Supplied records
## start

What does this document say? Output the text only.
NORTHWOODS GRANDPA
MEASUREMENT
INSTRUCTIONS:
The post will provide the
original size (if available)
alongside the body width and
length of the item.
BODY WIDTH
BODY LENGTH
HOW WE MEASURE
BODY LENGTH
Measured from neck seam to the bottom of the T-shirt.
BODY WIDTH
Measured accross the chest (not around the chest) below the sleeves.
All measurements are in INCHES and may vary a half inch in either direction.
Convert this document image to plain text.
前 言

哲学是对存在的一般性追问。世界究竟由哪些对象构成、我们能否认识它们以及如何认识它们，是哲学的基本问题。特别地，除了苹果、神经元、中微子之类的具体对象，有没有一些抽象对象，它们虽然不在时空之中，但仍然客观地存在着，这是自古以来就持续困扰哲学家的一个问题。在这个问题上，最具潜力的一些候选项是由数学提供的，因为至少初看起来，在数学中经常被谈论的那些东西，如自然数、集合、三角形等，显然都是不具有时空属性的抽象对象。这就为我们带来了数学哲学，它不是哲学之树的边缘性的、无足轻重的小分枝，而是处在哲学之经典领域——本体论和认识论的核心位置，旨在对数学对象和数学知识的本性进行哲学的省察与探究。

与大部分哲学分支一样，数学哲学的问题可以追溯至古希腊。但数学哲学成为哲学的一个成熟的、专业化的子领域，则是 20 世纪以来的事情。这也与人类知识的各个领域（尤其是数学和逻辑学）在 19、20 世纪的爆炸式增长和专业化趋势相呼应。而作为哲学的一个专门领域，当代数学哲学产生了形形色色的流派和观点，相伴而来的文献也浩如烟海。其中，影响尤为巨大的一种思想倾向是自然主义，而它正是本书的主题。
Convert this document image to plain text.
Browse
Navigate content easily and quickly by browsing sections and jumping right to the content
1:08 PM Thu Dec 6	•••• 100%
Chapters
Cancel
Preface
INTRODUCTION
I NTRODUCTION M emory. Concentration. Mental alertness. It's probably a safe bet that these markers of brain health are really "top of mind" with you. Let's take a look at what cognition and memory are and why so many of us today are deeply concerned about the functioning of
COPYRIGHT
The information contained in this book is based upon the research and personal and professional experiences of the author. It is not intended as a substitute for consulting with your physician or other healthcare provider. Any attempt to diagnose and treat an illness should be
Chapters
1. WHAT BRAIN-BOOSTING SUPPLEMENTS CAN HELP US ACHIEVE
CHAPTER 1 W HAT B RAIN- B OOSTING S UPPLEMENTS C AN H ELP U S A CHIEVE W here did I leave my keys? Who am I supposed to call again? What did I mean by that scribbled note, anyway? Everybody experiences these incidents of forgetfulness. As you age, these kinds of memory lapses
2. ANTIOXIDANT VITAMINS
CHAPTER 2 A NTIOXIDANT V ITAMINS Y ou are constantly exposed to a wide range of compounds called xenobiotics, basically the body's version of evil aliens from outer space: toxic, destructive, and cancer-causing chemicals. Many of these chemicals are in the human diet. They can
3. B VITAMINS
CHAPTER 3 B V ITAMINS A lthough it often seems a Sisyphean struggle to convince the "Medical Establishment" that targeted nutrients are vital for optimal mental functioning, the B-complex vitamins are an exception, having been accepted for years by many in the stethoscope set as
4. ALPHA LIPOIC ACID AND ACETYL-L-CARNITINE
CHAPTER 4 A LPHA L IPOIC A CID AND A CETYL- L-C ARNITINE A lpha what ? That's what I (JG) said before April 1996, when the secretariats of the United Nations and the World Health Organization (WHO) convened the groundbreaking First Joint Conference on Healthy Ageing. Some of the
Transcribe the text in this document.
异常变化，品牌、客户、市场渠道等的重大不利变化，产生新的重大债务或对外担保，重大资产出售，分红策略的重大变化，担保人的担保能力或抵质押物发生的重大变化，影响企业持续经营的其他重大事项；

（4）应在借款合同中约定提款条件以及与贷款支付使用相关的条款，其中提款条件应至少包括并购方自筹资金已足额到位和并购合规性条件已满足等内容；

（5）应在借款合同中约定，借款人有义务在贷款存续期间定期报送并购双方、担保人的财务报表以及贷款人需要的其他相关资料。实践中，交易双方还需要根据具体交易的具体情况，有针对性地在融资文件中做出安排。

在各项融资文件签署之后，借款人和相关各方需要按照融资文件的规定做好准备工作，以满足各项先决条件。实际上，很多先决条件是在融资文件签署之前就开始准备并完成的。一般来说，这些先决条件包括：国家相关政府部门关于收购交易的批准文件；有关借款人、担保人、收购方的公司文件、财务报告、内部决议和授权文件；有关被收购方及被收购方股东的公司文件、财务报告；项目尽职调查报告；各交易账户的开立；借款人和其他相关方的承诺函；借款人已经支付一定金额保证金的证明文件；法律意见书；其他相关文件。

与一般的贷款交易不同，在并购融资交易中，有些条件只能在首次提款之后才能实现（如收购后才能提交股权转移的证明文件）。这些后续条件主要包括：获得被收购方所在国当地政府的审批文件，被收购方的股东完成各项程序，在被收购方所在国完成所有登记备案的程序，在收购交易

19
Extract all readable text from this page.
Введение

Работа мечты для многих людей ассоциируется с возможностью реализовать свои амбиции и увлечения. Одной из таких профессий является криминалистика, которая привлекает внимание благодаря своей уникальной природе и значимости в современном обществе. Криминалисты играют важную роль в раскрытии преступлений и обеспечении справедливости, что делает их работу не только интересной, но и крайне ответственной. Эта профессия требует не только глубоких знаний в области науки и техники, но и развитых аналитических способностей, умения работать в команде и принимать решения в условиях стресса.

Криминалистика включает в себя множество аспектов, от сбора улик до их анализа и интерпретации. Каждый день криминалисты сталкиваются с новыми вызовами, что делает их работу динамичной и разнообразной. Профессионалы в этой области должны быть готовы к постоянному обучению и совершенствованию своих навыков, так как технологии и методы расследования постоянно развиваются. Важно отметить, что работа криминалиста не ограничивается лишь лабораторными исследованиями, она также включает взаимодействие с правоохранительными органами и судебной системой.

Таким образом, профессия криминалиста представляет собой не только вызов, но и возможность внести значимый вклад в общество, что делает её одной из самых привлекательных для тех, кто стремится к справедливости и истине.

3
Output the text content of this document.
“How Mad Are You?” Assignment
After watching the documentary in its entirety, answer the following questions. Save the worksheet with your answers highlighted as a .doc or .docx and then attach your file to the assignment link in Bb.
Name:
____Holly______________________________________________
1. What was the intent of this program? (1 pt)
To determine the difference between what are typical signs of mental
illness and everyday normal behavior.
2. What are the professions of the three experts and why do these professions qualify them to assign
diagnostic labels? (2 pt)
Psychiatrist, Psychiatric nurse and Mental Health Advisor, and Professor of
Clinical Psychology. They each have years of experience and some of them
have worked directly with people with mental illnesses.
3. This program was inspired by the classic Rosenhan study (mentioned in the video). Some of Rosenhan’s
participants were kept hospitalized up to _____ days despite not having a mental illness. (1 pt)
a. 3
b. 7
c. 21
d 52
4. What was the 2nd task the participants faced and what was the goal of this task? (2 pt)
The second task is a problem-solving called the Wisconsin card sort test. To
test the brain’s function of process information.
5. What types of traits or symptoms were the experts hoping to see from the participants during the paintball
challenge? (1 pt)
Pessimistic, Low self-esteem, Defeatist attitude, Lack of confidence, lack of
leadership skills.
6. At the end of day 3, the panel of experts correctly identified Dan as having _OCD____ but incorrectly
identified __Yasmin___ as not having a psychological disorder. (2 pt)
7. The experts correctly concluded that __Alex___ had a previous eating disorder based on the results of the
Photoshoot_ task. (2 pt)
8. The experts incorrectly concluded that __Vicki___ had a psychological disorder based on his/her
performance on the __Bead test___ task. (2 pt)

## end

What is required
Find each line holding "participants". Copy it out.

Result for this exercise
participants were kept hospitalized up to _____ days despite not having a mental illness. (1 pt)
4. What was the 2nd task the participants faced and what was the goal of this task? (2 pt)
5. What types of traits or symptoms were the experts hoping to see from the participants during the paintball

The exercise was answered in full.